▶ _CONSIGNES_:
1. Reproduisez le passage du texte sur les conseils de presse qui commence par « Lorsqu’on évoque la » et se poursuit jusqu'à « pour leur désignation. ».
2. D'après le texte sur les conseils de presse, dites si chaque affirmation est juste (oui ou non), en citant les mots du texte qui tranchent.
(a) Le conseil de presse du Danemark compte 8 sièges.
(b) Le conseil de presse d'Allemagne comprend des représentants du public.
(c) L'appel public à candidature se pratique dans dix pays.
3. Répondez brièvement à ces questions sur le texte sur les conseils de presse.
(a) Combien de réponses ont été reçues fin septembre ?
(b) Combien de sièges les représentants du public occupent-ils en Russie ?
(c) Combien de temps durent les mandats en Suède ?

▶ _TEXTE FOURNI_:
* * *
Lorsqu’on évoque la création d’un conseil de presse, une des réflexions régulièrement entendue est celle de la représentation du public, et de la pertinence de leur présence. L’APCP a voulu faire à nouveau le point. Elle a adressé au début de l’été un questionnaire aux membres de l’AIPCE (Alliance des conseils de presse indépendants d’Europe) et à ses correspondants non européens. La lecture des dix-sept réponses reçues fin septembre apporte une confirmation – l’apport positif des représentants du public au fonctionnement et à l’image des conseils de presse – mais montre qu’il n’y a pas de voie royale pour leur désignation.
L’effectif de ces conseils de presse varie de 8 à 50 membres : 8 sièges au Danemark, également répartis entre journalistes, éditeurs, juristes et représentants du public, et 50 en Russie où les représentants du public, choisis parmi les membre d’ONG, de partis politiques, et d’organisations de la société civile, se taillent la part du lion avec 24 sièges (un 25ème est attribué à un représentant du gouvernement). Le public n’est majoritaire par rapport aux professionnels – journalistes et éditeurs – que dans 5 instances sur 17, mais est majoritaire dans le comité des plaintes dans le CP québecois. Les mandats durent de 2 ans au Québec à 6 ans en Suède et sont partout de même durée pour tous les collèges. Un seul conseil, celui d’Allemagne, ne comprend pas de représentants du public, mais invite parfois des « experts » à participer à l’analyse de cas précis.
Au delà de ces statistiques qui n’ont qu’une valeur indicative compte tenu du nombre limité des réponses, l’APCP espérait des pistes de réflexion sur le choix des représentants du public. Aucun mode de désignation ne s’impose. Il y a appel public à candidature dans sept pays. Ailleurs, les postulants se font connaître spontanément ou sont proposés par des institutions ou associations. Les structures – association, fondation – qui chapeautent les conseils de presse sont le plus souvent chargées de les désigner.
* * *
▶ _DONNÉES FOURNIES_:
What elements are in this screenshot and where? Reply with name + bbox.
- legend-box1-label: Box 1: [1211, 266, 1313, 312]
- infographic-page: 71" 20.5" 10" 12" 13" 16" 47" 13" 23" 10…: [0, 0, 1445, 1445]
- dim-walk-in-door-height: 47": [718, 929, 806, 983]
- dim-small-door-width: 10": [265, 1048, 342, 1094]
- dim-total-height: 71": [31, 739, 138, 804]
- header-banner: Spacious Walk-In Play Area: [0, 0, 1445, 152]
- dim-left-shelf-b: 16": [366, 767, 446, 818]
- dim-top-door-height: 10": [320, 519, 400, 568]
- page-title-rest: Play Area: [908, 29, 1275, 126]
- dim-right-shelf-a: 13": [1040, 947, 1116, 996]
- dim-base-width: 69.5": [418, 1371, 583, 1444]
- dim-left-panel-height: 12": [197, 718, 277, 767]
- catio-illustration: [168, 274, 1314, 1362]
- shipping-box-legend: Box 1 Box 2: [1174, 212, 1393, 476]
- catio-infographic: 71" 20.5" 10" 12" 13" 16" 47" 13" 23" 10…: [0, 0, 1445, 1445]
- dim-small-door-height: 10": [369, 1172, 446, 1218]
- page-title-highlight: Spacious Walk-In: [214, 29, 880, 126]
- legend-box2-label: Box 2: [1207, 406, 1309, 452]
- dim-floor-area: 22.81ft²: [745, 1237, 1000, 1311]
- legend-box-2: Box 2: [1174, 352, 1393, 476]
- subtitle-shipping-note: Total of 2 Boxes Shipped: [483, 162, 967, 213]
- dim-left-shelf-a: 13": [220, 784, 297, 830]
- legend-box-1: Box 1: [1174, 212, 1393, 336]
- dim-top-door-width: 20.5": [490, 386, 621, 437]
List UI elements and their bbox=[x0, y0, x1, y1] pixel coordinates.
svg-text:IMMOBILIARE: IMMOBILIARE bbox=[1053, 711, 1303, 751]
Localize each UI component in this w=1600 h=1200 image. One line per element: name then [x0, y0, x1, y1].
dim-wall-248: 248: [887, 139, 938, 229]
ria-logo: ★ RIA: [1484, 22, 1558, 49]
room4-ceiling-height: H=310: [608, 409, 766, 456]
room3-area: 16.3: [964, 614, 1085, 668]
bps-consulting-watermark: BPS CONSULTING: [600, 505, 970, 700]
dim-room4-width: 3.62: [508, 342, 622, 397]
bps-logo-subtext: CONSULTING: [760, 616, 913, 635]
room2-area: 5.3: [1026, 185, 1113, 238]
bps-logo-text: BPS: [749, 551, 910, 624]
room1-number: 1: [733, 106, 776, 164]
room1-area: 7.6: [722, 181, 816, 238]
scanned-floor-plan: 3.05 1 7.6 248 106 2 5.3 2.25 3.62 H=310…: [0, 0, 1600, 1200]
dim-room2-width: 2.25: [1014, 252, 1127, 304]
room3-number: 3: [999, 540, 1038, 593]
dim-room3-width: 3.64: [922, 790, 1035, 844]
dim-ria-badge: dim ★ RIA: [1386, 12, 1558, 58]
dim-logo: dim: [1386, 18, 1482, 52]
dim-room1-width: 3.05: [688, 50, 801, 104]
* * *
▶ _RÉPONSES ATTENDUES_:
1.
Lorsqu’on évoque la création d’un conseil de presse, une des réflexions régulièrement entendue est celle de la représentation du public, et de la pertinence de leur présence. L’APCP a voulu faire à nouveau le point. Elle a adressé au début de l’été un questionnaire aux membres de l’AIPCE (Alliance des conseils de presse indépendants d’Europe) et à ses correspondants non européens. La lecture des dix-sept réponses reçues fin septembre apporte une confirmation – l’apport positif des représentants du public au fonctionnement et à l’image des conseils de presse – mais montre qu’il n’y a pas de voie royale pour leur désignation.

2.
(a) Oui : « 8 sièges au Danemark ».
(b) Non : « Un seul conseil, celui d’Allemagne, ne comprend pas de représentants du public ».
(c) Non : « Il y a appel public à candidature dans sept pays. »

3.
(a) Dix-sept.
(b) 24 sièges.
(c) 6 ans.